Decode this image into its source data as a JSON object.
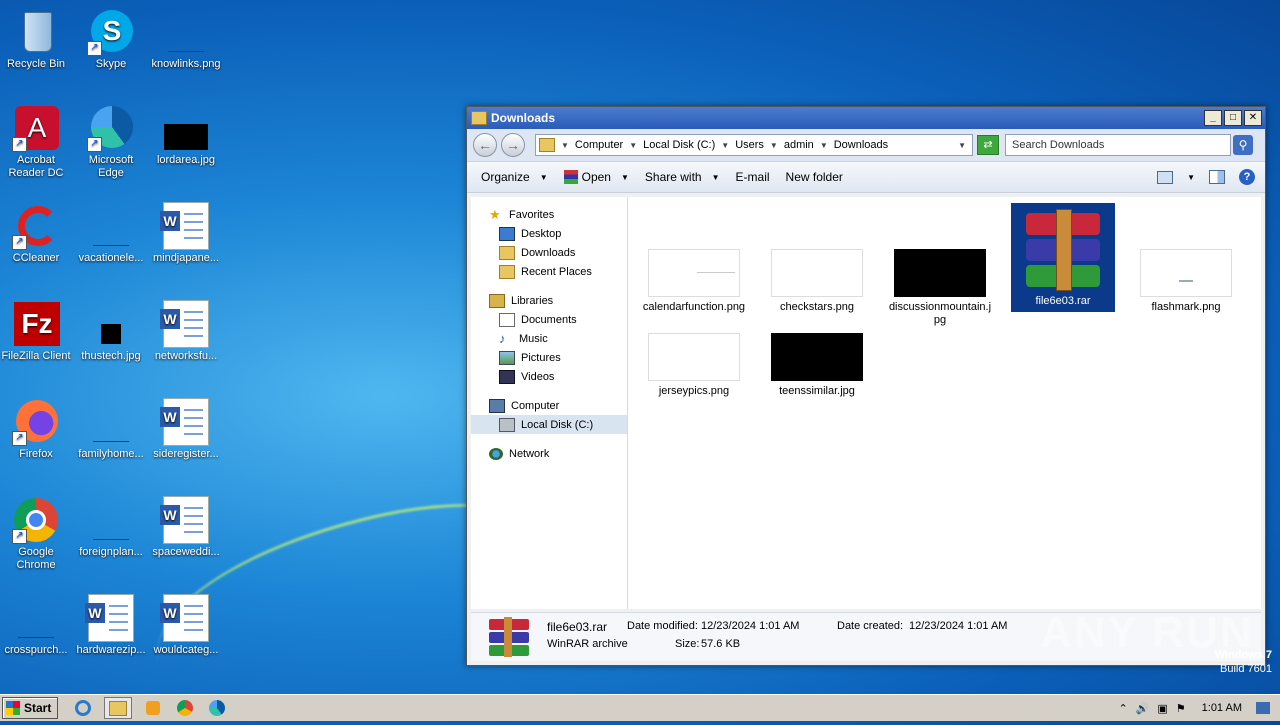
{
  "desktop": {
    "icons": [
      {
        "label": "Recycle Bin"
      },
      {
        "label": "Skype"
      },
      {
        "label": "knowlinks.png"
      },
      {
        "label": "Acrobat Reader DC"
      },
      {
        "label": "Microsoft Edge"
      },
      {
        "label": "lordarea.jpg"
      },
      {
        "label": "CCleaner"
      },
      {
        "label": "vacationele..."
      },
      {
        "label": "mindjapane..."
      },
      {
        "label": "FileZilla Client"
      },
      {
        "label": "thustech.jpg"
      },
      {
        "label": "networksfu..."
      },
      {
        "label": "Firefox"
      },
      {
        "label": "familyhome..."
      },
      {
        "label": "sideregister..."
      },
      {
        "label": "Google Chrome"
      },
      {
        "label": "foreignplan..."
      },
      {
        "label": "spaceweddi..."
      },
      {
        "label": "crosspurch..."
      },
      {
        "label": "hardwarezip..."
      },
      {
        "label": "wouldcateg..."
      }
    ]
  },
  "window": {
    "title": "Downloads",
    "caption_buttons": {
      "minimize": "_",
      "maximize": "□",
      "close": "✕"
    },
    "breadcrumb": [
      "Computer",
      "Local Disk (C:)",
      "Users",
      "admin",
      "Downloads"
    ],
    "search_placeholder": "Search Downloads",
    "toolbar": {
      "organize": "Organize",
      "open": "Open",
      "share": "Share with",
      "email": "E-mail",
      "new_folder": "New folder"
    },
    "nav": {
      "favorites": "Favorites",
      "desktop": "Desktop",
      "downloads": "Downloads",
      "recent": "Recent Places",
      "libraries": "Libraries",
      "documents": "Documents",
      "music": "Music",
      "pictures": "Pictures",
      "videos": "Videos",
      "computer": "Computer",
      "local_disk": "Local Disk (C:)",
      "network": "Network"
    },
    "files": [
      {
        "name": "calendarfunction.png"
      },
      {
        "name": "checkstars.png"
      },
      {
        "name": "discussionmountain.jpg"
      },
      {
        "name": "file6e03.rar"
      },
      {
        "name": "flashmark.png"
      },
      {
        "name": "jerseypics.png"
      },
      {
        "name": "teenssimilar.jpg"
      }
    ],
    "status": {
      "filename": "file6e03.rar",
      "type": "WinRAR archive",
      "date_modified_label": "Date modified:",
      "date_modified": "12/23/2024 1:01 AM",
      "date_created_label": "Date created:",
      "date_created": "12/23/2024 1:01 AM",
      "size_label": "Size:",
      "size": "57.6 KB"
    }
  },
  "watermark": {
    "brand": "ANY RUN",
    "os": "Windows 7",
    "build": "Build 7601"
  },
  "taskbar": {
    "start": "Start",
    "clock": "1:01 AM"
  }
}
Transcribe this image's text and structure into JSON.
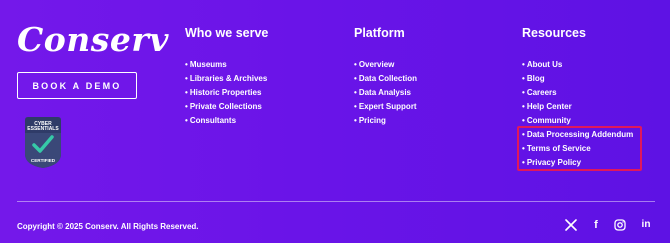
□ □ □ □ □ □ □
__Work to complete__: Spot every line that holds "image" and copy it.

__The reply__:
Decode this image into its source data as a JSON object.
Transcribe this image's text and structure into JSON.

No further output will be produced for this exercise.